─── Supplied material

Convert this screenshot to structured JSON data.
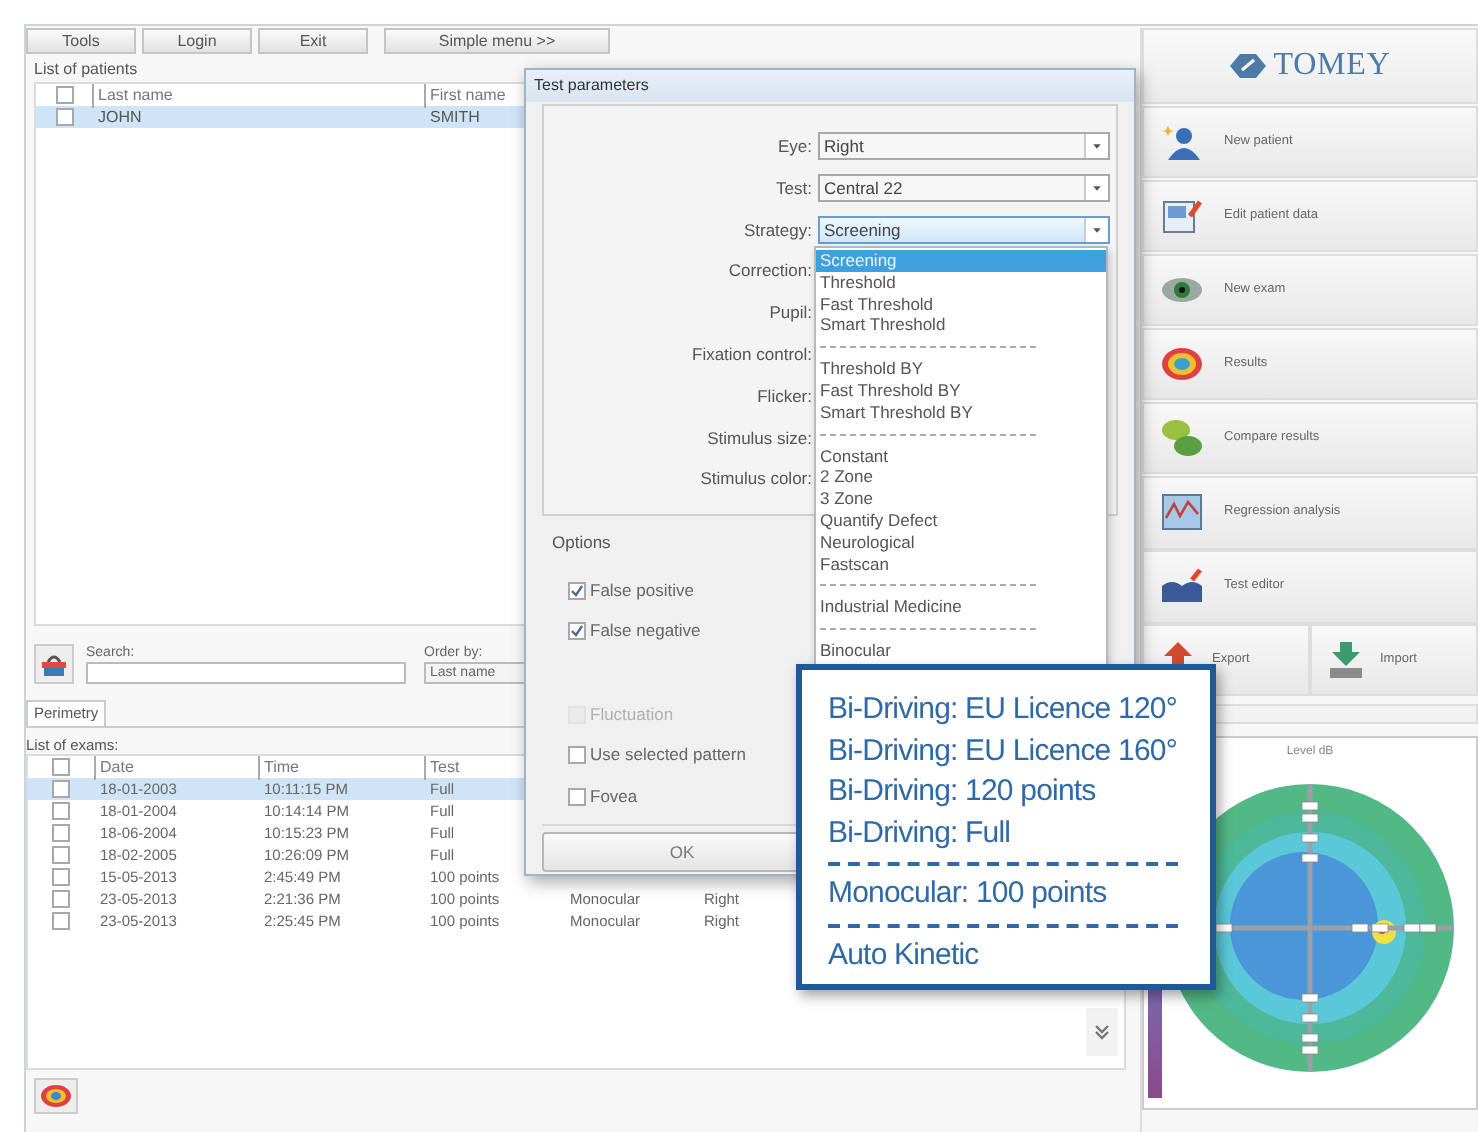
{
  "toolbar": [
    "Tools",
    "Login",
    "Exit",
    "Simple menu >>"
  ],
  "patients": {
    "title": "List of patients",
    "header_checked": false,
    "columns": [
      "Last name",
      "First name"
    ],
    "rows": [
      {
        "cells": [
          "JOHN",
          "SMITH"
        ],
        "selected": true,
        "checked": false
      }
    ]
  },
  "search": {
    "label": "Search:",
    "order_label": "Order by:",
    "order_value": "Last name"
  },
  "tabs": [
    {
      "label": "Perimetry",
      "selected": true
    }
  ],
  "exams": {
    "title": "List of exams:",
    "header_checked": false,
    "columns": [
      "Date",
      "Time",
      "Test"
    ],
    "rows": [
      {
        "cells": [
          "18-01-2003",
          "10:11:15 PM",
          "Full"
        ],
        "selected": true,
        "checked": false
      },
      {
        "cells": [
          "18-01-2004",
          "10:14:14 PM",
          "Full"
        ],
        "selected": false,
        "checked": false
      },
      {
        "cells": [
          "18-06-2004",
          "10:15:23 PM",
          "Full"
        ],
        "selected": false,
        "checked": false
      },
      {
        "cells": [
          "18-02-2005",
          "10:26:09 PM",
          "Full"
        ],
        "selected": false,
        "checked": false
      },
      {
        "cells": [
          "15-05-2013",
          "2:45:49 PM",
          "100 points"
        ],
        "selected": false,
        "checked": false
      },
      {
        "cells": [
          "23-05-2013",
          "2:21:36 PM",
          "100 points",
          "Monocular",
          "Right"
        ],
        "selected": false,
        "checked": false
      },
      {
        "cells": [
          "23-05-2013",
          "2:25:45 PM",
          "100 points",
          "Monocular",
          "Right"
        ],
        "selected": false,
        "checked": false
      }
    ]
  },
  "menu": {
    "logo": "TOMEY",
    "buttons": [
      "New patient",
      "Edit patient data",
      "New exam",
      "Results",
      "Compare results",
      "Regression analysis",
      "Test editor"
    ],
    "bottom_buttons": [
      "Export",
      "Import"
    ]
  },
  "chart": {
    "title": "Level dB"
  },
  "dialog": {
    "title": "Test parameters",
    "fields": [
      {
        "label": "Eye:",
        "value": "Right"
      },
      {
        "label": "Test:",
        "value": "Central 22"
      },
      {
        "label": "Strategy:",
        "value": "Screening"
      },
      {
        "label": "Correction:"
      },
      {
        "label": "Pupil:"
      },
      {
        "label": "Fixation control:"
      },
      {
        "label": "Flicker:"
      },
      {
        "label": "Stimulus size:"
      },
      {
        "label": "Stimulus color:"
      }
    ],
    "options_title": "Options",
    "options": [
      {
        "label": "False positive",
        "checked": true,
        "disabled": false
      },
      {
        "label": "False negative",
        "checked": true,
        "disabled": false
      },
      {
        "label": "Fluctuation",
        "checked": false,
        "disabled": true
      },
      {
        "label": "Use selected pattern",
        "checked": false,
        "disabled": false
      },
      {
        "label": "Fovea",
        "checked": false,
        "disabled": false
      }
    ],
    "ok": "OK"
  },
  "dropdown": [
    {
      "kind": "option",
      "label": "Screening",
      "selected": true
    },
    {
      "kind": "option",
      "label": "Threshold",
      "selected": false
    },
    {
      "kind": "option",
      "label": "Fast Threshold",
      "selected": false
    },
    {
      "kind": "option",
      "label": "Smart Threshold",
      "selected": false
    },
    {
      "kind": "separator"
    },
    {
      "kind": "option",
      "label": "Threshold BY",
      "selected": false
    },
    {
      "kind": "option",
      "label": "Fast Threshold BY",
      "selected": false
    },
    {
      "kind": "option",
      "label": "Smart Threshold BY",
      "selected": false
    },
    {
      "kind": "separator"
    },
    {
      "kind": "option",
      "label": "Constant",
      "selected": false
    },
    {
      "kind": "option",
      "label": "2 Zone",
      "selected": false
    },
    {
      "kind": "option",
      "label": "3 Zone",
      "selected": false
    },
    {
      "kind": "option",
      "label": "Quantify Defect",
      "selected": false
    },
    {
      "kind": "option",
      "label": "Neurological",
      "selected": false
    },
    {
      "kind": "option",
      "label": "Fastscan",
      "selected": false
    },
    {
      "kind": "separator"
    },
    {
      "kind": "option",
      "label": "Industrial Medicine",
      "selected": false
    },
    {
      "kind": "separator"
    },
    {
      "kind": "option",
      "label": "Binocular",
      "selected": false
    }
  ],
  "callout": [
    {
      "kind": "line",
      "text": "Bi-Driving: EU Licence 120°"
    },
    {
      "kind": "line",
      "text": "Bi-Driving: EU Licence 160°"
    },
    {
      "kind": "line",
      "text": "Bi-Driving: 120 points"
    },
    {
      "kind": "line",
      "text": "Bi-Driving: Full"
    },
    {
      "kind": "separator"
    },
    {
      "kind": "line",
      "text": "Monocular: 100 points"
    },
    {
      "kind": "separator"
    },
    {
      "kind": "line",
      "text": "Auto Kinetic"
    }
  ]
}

──────
─── Supplied material

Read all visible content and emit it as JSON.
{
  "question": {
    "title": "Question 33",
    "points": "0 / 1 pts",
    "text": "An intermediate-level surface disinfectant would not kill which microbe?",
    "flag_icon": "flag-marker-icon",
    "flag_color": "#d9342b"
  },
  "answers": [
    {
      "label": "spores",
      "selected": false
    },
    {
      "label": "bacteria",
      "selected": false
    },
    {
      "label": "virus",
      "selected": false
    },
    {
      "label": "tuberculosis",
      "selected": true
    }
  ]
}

──────

_Task directions_.
What lines in the material mention "List"? Copy every one of them.

_Result of this exercise_.
    "title": "List of patients",
    "title": "List of exams:",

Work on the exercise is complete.